── Material to process ──

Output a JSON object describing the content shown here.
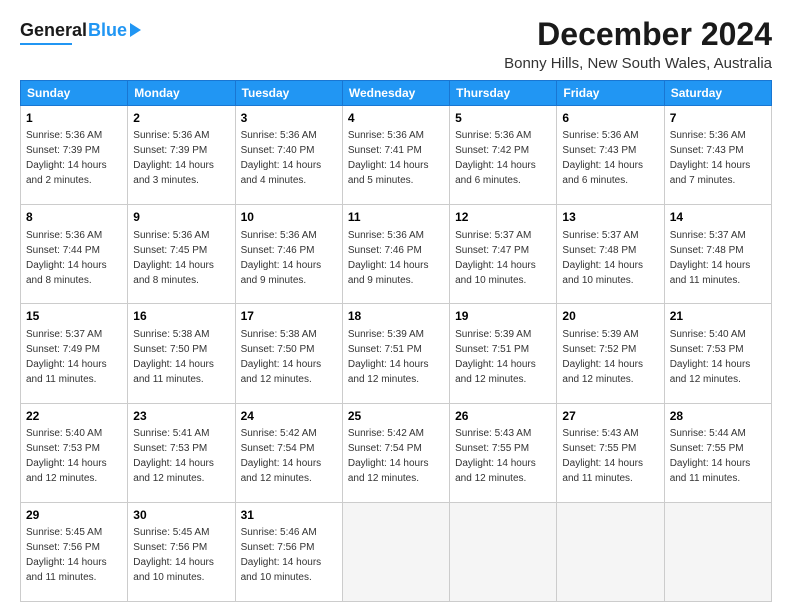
{
  "header": {
    "logo_general": "General",
    "logo_blue": "Blue",
    "title": "December 2024",
    "subtitle": "Bonny Hills, New South Wales, Australia"
  },
  "days_of_week": [
    "Sunday",
    "Monday",
    "Tuesday",
    "Wednesday",
    "Thursday",
    "Friday",
    "Saturday"
  ],
  "weeks": [
    [
      {
        "day": "1",
        "sunrise": "5:36 AM",
        "sunset": "7:39 PM",
        "daylight": "14 hours and 2 minutes."
      },
      {
        "day": "2",
        "sunrise": "5:36 AM",
        "sunset": "7:39 PM",
        "daylight": "14 hours and 3 minutes."
      },
      {
        "day": "3",
        "sunrise": "5:36 AM",
        "sunset": "7:40 PM",
        "daylight": "14 hours and 4 minutes."
      },
      {
        "day": "4",
        "sunrise": "5:36 AM",
        "sunset": "7:41 PM",
        "daylight": "14 hours and 5 minutes."
      },
      {
        "day": "5",
        "sunrise": "5:36 AM",
        "sunset": "7:42 PM",
        "daylight": "14 hours and 6 minutes."
      },
      {
        "day": "6",
        "sunrise": "5:36 AM",
        "sunset": "7:43 PM",
        "daylight": "14 hours and 6 minutes."
      },
      {
        "day": "7",
        "sunrise": "5:36 AM",
        "sunset": "7:43 PM",
        "daylight": "14 hours and 7 minutes."
      }
    ],
    [
      {
        "day": "8",
        "sunrise": "5:36 AM",
        "sunset": "7:44 PM",
        "daylight": "14 hours and 8 minutes."
      },
      {
        "day": "9",
        "sunrise": "5:36 AM",
        "sunset": "7:45 PM",
        "daylight": "14 hours and 8 minutes."
      },
      {
        "day": "10",
        "sunrise": "5:36 AM",
        "sunset": "7:46 PM",
        "daylight": "14 hours and 9 minutes."
      },
      {
        "day": "11",
        "sunrise": "5:36 AM",
        "sunset": "7:46 PM",
        "daylight": "14 hours and 9 minutes."
      },
      {
        "day": "12",
        "sunrise": "5:37 AM",
        "sunset": "7:47 PM",
        "daylight": "14 hours and 10 minutes."
      },
      {
        "day": "13",
        "sunrise": "5:37 AM",
        "sunset": "7:48 PM",
        "daylight": "14 hours and 10 minutes."
      },
      {
        "day": "14",
        "sunrise": "5:37 AM",
        "sunset": "7:48 PM",
        "daylight": "14 hours and 11 minutes."
      }
    ],
    [
      {
        "day": "15",
        "sunrise": "5:37 AM",
        "sunset": "7:49 PM",
        "daylight": "14 hours and 11 minutes."
      },
      {
        "day": "16",
        "sunrise": "5:38 AM",
        "sunset": "7:50 PM",
        "daylight": "14 hours and 11 minutes."
      },
      {
        "day": "17",
        "sunrise": "5:38 AM",
        "sunset": "7:50 PM",
        "daylight": "14 hours and 12 minutes."
      },
      {
        "day": "18",
        "sunrise": "5:39 AM",
        "sunset": "7:51 PM",
        "daylight": "14 hours and 12 minutes."
      },
      {
        "day": "19",
        "sunrise": "5:39 AM",
        "sunset": "7:51 PM",
        "daylight": "14 hours and 12 minutes."
      },
      {
        "day": "20",
        "sunrise": "5:39 AM",
        "sunset": "7:52 PM",
        "daylight": "14 hours and 12 minutes."
      },
      {
        "day": "21",
        "sunrise": "5:40 AM",
        "sunset": "7:53 PM",
        "daylight": "14 hours and 12 minutes."
      }
    ],
    [
      {
        "day": "22",
        "sunrise": "5:40 AM",
        "sunset": "7:53 PM",
        "daylight": "14 hours and 12 minutes."
      },
      {
        "day": "23",
        "sunrise": "5:41 AM",
        "sunset": "7:53 PM",
        "daylight": "14 hours and 12 minutes."
      },
      {
        "day": "24",
        "sunrise": "5:42 AM",
        "sunset": "7:54 PM",
        "daylight": "14 hours and 12 minutes."
      },
      {
        "day": "25",
        "sunrise": "5:42 AM",
        "sunset": "7:54 PM",
        "daylight": "14 hours and 12 minutes."
      },
      {
        "day": "26",
        "sunrise": "5:43 AM",
        "sunset": "7:55 PM",
        "daylight": "14 hours and 12 minutes."
      },
      {
        "day": "27",
        "sunrise": "5:43 AM",
        "sunset": "7:55 PM",
        "daylight": "14 hours and 11 minutes."
      },
      {
        "day": "28",
        "sunrise": "5:44 AM",
        "sunset": "7:55 PM",
        "daylight": "14 hours and 11 minutes."
      }
    ],
    [
      {
        "day": "29",
        "sunrise": "5:45 AM",
        "sunset": "7:56 PM",
        "daylight": "14 hours and 11 minutes."
      },
      {
        "day": "30",
        "sunrise": "5:45 AM",
        "sunset": "7:56 PM",
        "daylight": "14 hours and 10 minutes."
      },
      {
        "day": "31",
        "sunrise": "5:46 AM",
        "sunset": "7:56 PM",
        "daylight": "14 hours and 10 minutes."
      },
      null,
      null,
      null,
      null
    ]
  ],
  "labels": {
    "sunrise": "Sunrise:",
    "sunset": "Sunset:",
    "daylight": "Daylight:"
  }
}
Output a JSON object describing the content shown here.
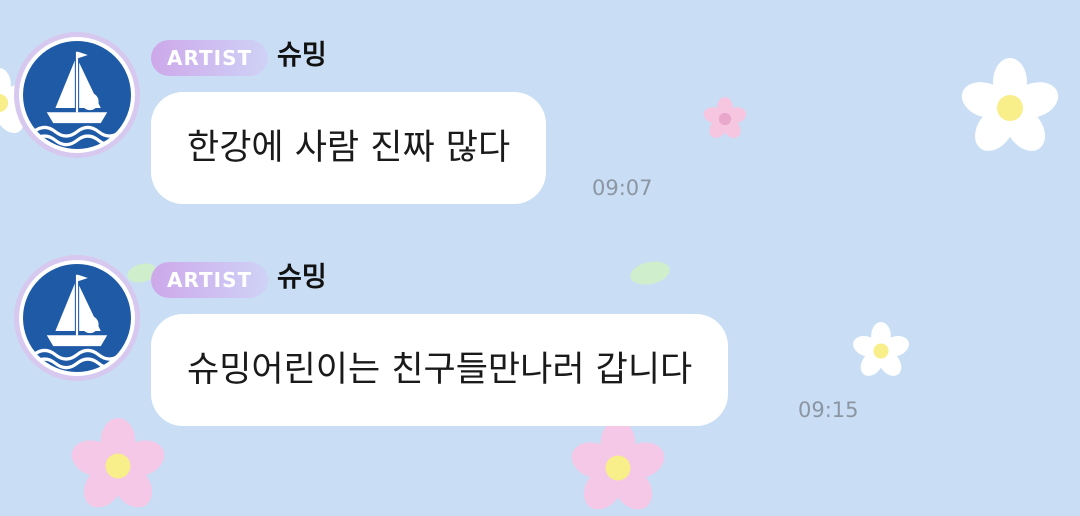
{
  "messages": [
    {
      "badge": "ARTIST",
      "sender": "슈밍",
      "text": "한강에 사람 진짜 많다",
      "time": "09:07"
    },
    {
      "badge": "ARTIST",
      "sender": "슈밍",
      "text": "슈밍어린이는 친구들만나러 갑니다",
      "time": "09:15"
    }
  ],
  "colors": {
    "background": "#c9def4",
    "bubble": "#ffffff",
    "badge_gradient_start": "#cda8ea",
    "badge_gradient_end": "#cfd2f6",
    "timestamp": "#8c96a3"
  },
  "icons": {
    "avatar": "sailor-ship-avatar-icon",
    "decoration": "flower-icon"
  }
}
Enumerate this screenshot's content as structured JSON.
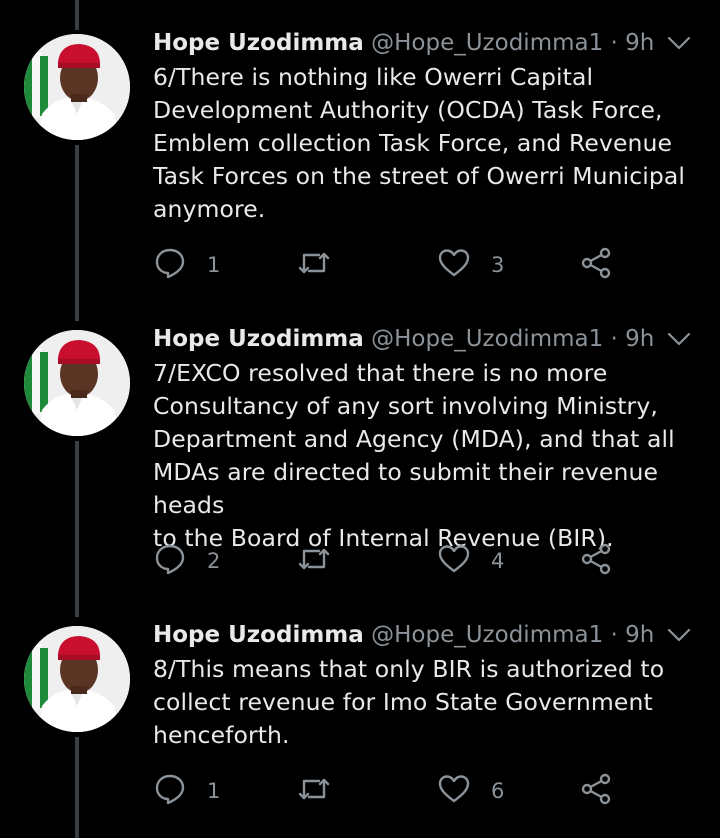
{
  "tweets": [
    {
      "name": "Hope Uzodimma",
      "handle": "@Hope_Uzodimma1",
      "time": "9h",
      "text": "6/There is nothing like Owerri Capital\nDevelopment Authority (OCDA) Task Force,\nEmblem collection Task Force, and Revenue\nTask Forces on the street of Owerri Municipal\nanymore.",
      "replies": "1",
      "retweets": "",
      "likes": "3"
    },
    {
      "name": "Hope Uzodimma",
      "handle": "@Hope_Uzodimma1",
      "time": "9h",
      "text": "7/EXCO resolved that there is no more\nConsultancy of any sort involving Ministry,\nDepartment and Agency (MDA), and that all\nMDAs are directed to submit their revenue heads\nto the Board of Internal Revenue (BIR).",
      "replies": "2",
      "retweets": "",
      "likes": "4"
    },
    {
      "name": "Hope Uzodimma",
      "handle": "@Hope_Uzodimma1",
      "time": "9h",
      "text": "8/This means that only BIR is authorized to\ncollect revenue for Imo State Government\nhenceforth.",
      "replies": "1",
      "retweets": "",
      "likes": "6"
    }
  ],
  "separator": "·",
  "icons": [
    "reply-icon",
    "retweet-icon",
    "like-icon",
    "share-icon",
    "chevron-down-icon"
  ],
  "colors": {
    "background": "#000000",
    "text": "#e7e9ea",
    "muted": "#8b9298",
    "thread_line": "#3a3f44"
  }
}
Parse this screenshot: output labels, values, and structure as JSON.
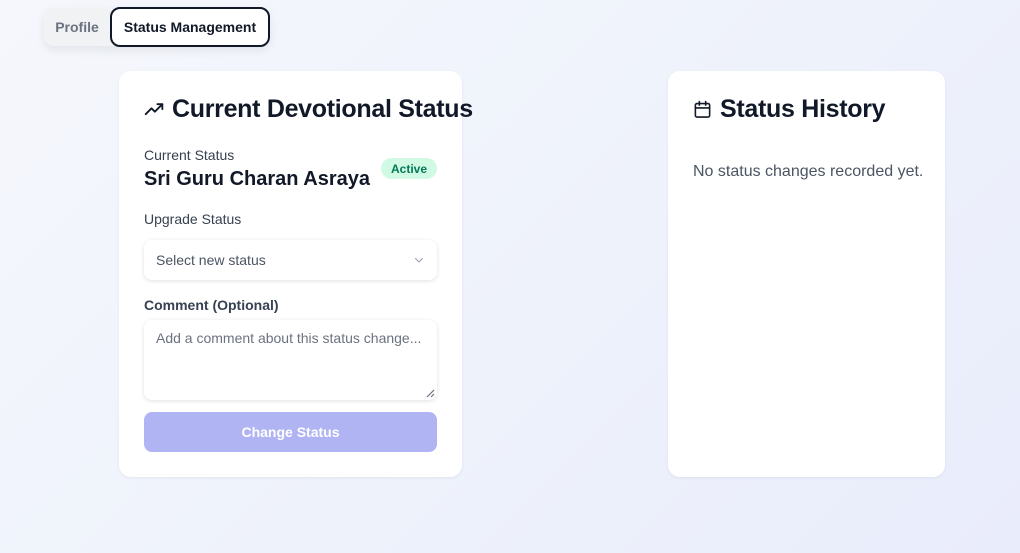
{
  "tabs": [
    {
      "label": "Profile",
      "active": false
    },
    {
      "label": "Status Management",
      "active": true
    }
  ],
  "status_card": {
    "title": "Current Devotional Status",
    "title_icon": "trending-up-icon",
    "current_status_label": "Current Status",
    "current_status_value": "Sri Guru Charan Asraya",
    "badge": "Active",
    "upgrade_label": "Upgrade Status",
    "select_placeholder": "Select new status",
    "comment_label": "Comment (Optional)",
    "comment_placeholder": "Add a comment about this status change...",
    "submit_label": "Change Status"
  },
  "history_card": {
    "title": "Status History",
    "title_icon": "calendar-icon",
    "empty_text": "No status changes recorded yet."
  },
  "colors": {
    "badge_bg": "#d1fae5",
    "badge_text": "#047857",
    "button_disabled": "#b1b4f3"
  }
}
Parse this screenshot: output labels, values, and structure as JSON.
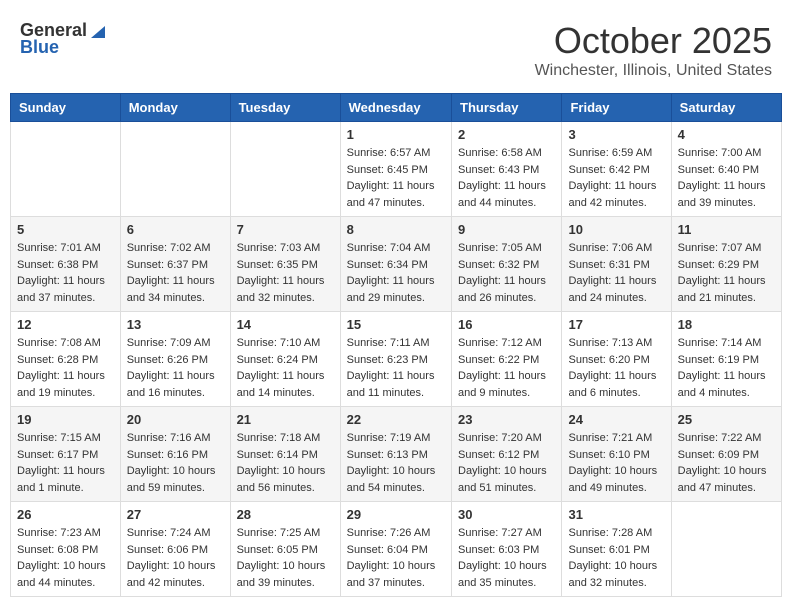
{
  "header": {
    "logo_general": "General",
    "logo_blue": "Blue",
    "month": "October 2025",
    "location": "Winchester, Illinois, United States"
  },
  "calendar": {
    "days_of_week": [
      "Sunday",
      "Monday",
      "Tuesday",
      "Wednesday",
      "Thursday",
      "Friday",
      "Saturday"
    ],
    "weeks": [
      [
        {
          "day": "",
          "info": ""
        },
        {
          "day": "",
          "info": ""
        },
        {
          "day": "",
          "info": ""
        },
        {
          "day": "1",
          "info": "Sunrise: 6:57 AM\nSunset: 6:45 PM\nDaylight: 11 hours\nand 47 minutes."
        },
        {
          "day": "2",
          "info": "Sunrise: 6:58 AM\nSunset: 6:43 PM\nDaylight: 11 hours\nand 44 minutes."
        },
        {
          "day": "3",
          "info": "Sunrise: 6:59 AM\nSunset: 6:42 PM\nDaylight: 11 hours\nand 42 minutes."
        },
        {
          "day": "4",
          "info": "Sunrise: 7:00 AM\nSunset: 6:40 PM\nDaylight: 11 hours\nand 39 minutes."
        }
      ],
      [
        {
          "day": "5",
          "info": "Sunrise: 7:01 AM\nSunset: 6:38 PM\nDaylight: 11 hours\nand 37 minutes."
        },
        {
          "day": "6",
          "info": "Sunrise: 7:02 AM\nSunset: 6:37 PM\nDaylight: 11 hours\nand 34 minutes."
        },
        {
          "day": "7",
          "info": "Sunrise: 7:03 AM\nSunset: 6:35 PM\nDaylight: 11 hours\nand 32 minutes."
        },
        {
          "day": "8",
          "info": "Sunrise: 7:04 AM\nSunset: 6:34 PM\nDaylight: 11 hours\nand 29 minutes."
        },
        {
          "day": "9",
          "info": "Sunrise: 7:05 AM\nSunset: 6:32 PM\nDaylight: 11 hours\nand 26 minutes."
        },
        {
          "day": "10",
          "info": "Sunrise: 7:06 AM\nSunset: 6:31 PM\nDaylight: 11 hours\nand 24 minutes."
        },
        {
          "day": "11",
          "info": "Sunrise: 7:07 AM\nSunset: 6:29 PM\nDaylight: 11 hours\nand 21 minutes."
        }
      ],
      [
        {
          "day": "12",
          "info": "Sunrise: 7:08 AM\nSunset: 6:28 PM\nDaylight: 11 hours\nand 19 minutes."
        },
        {
          "day": "13",
          "info": "Sunrise: 7:09 AM\nSunset: 6:26 PM\nDaylight: 11 hours\nand 16 minutes."
        },
        {
          "day": "14",
          "info": "Sunrise: 7:10 AM\nSunset: 6:24 PM\nDaylight: 11 hours\nand 14 minutes."
        },
        {
          "day": "15",
          "info": "Sunrise: 7:11 AM\nSunset: 6:23 PM\nDaylight: 11 hours\nand 11 minutes."
        },
        {
          "day": "16",
          "info": "Sunrise: 7:12 AM\nSunset: 6:22 PM\nDaylight: 11 hours\nand 9 minutes."
        },
        {
          "day": "17",
          "info": "Sunrise: 7:13 AM\nSunset: 6:20 PM\nDaylight: 11 hours\nand 6 minutes."
        },
        {
          "day": "18",
          "info": "Sunrise: 7:14 AM\nSunset: 6:19 PM\nDaylight: 11 hours\nand 4 minutes."
        }
      ],
      [
        {
          "day": "19",
          "info": "Sunrise: 7:15 AM\nSunset: 6:17 PM\nDaylight: 11 hours\nand 1 minute."
        },
        {
          "day": "20",
          "info": "Sunrise: 7:16 AM\nSunset: 6:16 PM\nDaylight: 10 hours\nand 59 minutes."
        },
        {
          "day": "21",
          "info": "Sunrise: 7:18 AM\nSunset: 6:14 PM\nDaylight: 10 hours\nand 56 minutes."
        },
        {
          "day": "22",
          "info": "Sunrise: 7:19 AM\nSunset: 6:13 PM\nDaylight: 10 hours\nand 54 minutes."
        },
        {
          "day": "23",
          "info": "Sunrise: 7:20 AM\nSunset: 6:12 PM\nDaylight: 10 hours\nand 51 minutes."
        },
        {
          "day": "24",
          "info": "Sunrise: 7:21 AM\nSunset: 6:10 PM\nDaylight: 10 hours\nand 49 minutes."
        },
        {
          "day": "25",
          "info": "Sunrise: 7:22 AM\nSunset: 6:09 PM\nDaylight: 10 hours\nand 47 minutes."
        }
      ],
      [
        {
          "day": "26",
          "info": "Sunrise: 7:23 AM\nSunset: 6:08 PM\nDaylight: 10 hours\nand 44 minutes."
        },
        {
          "day": "27",
          "info": "Sunrise: 7:24 AM\nSunset: 6:06 PM\nDaylight: 10 hours\nand 42 minutes."
        },
        {
          "day": "28",
          "info": "Sunrise: 7:25 AM\nSunset: 6:05 PM\nDaylight: 10 hours\nand 39 minutes."
        },
        {
          "day": "29",
          "info": "Sunrise: 7:26 AM\nSunset: 6:04 PM\nDaylight: 10 hours\nand 37 minutes."
        },
        {
          "day": "30",
          "info": "Sunrise: 7:27 AM\nSunset: 6:03 PM\nDaylight: 10 hours\nand 35 minutes."
        },
        {
          "day": "31",
          "info": "Sunrise: 7:28 AM\nSunset: 6:01 PM\nDaylight: 10 hours\nand 32 minutes."
        },
        {
          "day": "",
          "info": ""
        }
      ]
    ]
  }
}
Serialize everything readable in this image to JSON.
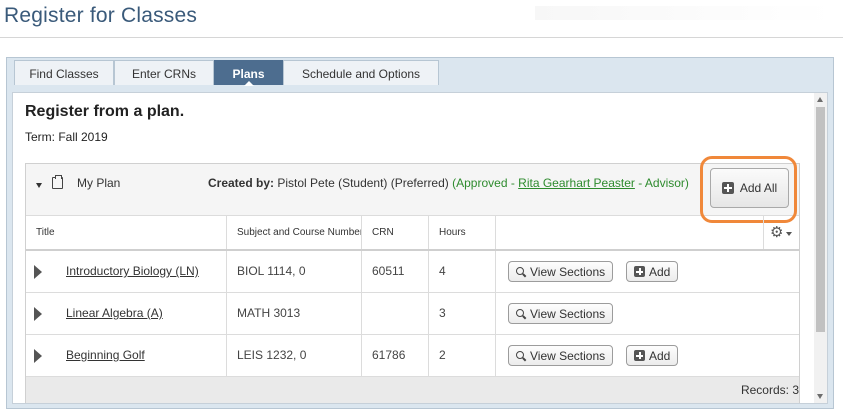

───

Given instruction → Return every line containing "that".

Solution to this problem →
      "text": "7/EXCO resolved that there is no more\nConsultancy of any sort involving Ministry,\nDepartment and Agency (MDA), and that all\nMDAs are directed to submit their revenue heads\nto the Board of Internal Revenue (BIR).",
      "text": "8/This means that only BIR is authorized to\ncollect revenue for Imo State Government\nhenceforth.",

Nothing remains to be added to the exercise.